## Task description
Quote each line of these records word for word.

▬▬▬

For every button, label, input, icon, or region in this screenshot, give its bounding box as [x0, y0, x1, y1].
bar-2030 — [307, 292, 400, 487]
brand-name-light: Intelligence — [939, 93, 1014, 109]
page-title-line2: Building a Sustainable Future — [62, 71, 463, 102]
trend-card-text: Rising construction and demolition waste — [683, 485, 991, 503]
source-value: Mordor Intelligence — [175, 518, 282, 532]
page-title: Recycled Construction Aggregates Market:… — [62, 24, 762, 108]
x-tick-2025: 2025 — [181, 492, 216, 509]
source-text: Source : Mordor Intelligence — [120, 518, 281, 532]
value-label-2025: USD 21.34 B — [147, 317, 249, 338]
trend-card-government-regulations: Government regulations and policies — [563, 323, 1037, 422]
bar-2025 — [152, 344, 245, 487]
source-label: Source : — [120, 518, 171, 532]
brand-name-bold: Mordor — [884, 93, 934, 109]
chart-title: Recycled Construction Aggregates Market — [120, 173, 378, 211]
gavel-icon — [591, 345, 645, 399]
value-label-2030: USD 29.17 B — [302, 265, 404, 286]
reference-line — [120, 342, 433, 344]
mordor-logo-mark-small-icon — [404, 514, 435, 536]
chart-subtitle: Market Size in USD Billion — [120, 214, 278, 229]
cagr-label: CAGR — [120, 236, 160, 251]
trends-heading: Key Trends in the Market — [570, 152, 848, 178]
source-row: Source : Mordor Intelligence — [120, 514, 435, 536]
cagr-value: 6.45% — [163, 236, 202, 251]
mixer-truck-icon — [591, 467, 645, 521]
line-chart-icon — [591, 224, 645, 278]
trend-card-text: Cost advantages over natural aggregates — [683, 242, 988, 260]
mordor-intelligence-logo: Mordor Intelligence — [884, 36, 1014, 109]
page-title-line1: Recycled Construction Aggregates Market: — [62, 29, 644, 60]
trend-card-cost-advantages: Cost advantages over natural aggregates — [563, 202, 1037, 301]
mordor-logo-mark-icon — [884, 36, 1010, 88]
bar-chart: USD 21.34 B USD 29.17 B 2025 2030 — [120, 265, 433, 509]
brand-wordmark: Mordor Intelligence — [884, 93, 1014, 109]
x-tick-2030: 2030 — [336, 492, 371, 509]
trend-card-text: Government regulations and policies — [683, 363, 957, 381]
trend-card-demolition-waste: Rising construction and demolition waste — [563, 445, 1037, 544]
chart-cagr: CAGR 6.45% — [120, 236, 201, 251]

▬▬▬

## Response
For every button, label, input, icon, or region in this screenshot, give its bounding box as [x0, y0, x1, y1].
bar-2030 — [307, 292, 400, 487]
brand-name-light: Intelligence — [939, 93, 1014, 109]
page-title-line2: Building a Sustainable Future — [62, 71, 463, 102]
trend-card-text: Rising construction and demolition waste — [683, 485, 991, 503]
source-value: Mordor Intelligence — [175, 518, 282, 532]
page-title: Recycled Construction Aggregates Market:… — [62, 24, 762, 108]
x-tick-2025: 2025 — [181, 492, 216, 509]
source-text: Source : Mordor Intelligence — [120, 518, 281, 532]
value-label-2025: USD 21.34 B — [147, 317, 249, 338]
trend-card-government-regulations: Government regulations and policies — [563, 323, 1037, 422]
bar-2025 — [152, 344, 245, 487]
source-label: Source : — [120, 518, 171, 532]
brand-name-bold: Mordor — [884, 93, 934, 109]
chart-title: Recycled Construction Aggregates Market — [120, 173, 378, 211]
gavel-icon — [591, 345, 645, 399]
value-label-2030: USD 29.17 B — [302, 265, 404, 286]
reference-line — [120, 342, 433, 344]
mordor-logo-mark-small-icon — [404, 514, 435, 536]
chart-subtitle: Market Size in USD Billion — [120, 214, 278, 229]
cagr-label: CAGR — [120, 236, 160, 251]
trends-heading: Key Trends in the Market — [570, 152, 848, 178]
source-row: Source : Mordor Intelligence — [120, 514, 435, 536]
cagr-value: 6.45% — [163, 236, 202, 251]
mixer-truck-icon — [591, 467, 645, 521]
line-chart-icon — [591, 224, 645, 278]
trend-card-text: Cost advantages over natural aggregates — [683, 242, 988, 260]
mordor-intelligence-logo: Mordor Intelligence — [884, 36, 1014, 109]
page-title-line1: Recycled Construction Aggregates Market: — [62, 29, 644, 60]
trend-card-cost-advantages: Cost advantages over natural aggregates — [563, 202, 1037, 301]
mordor-logo-mark-icon — [884, 36, 1010, 88]
bar-chart: USD 21.34 B USD 29.17 B 2025 2030 — [120, 265, 433, 509]
brand-wordmark: Mordor Intelligence — [884, 93, 1014, 109]
x-tick-2030: 2030 — [336, 492, 371, 509]
trend-card-text: Government regulations and policies — [683, 363, 957, 381]
trend-card-demolition-waste: Rising construction and demolition waste — [563, 445, 1037, 544]
chart-cagr: CAGR 6.45% — [120, 236, 201, 251]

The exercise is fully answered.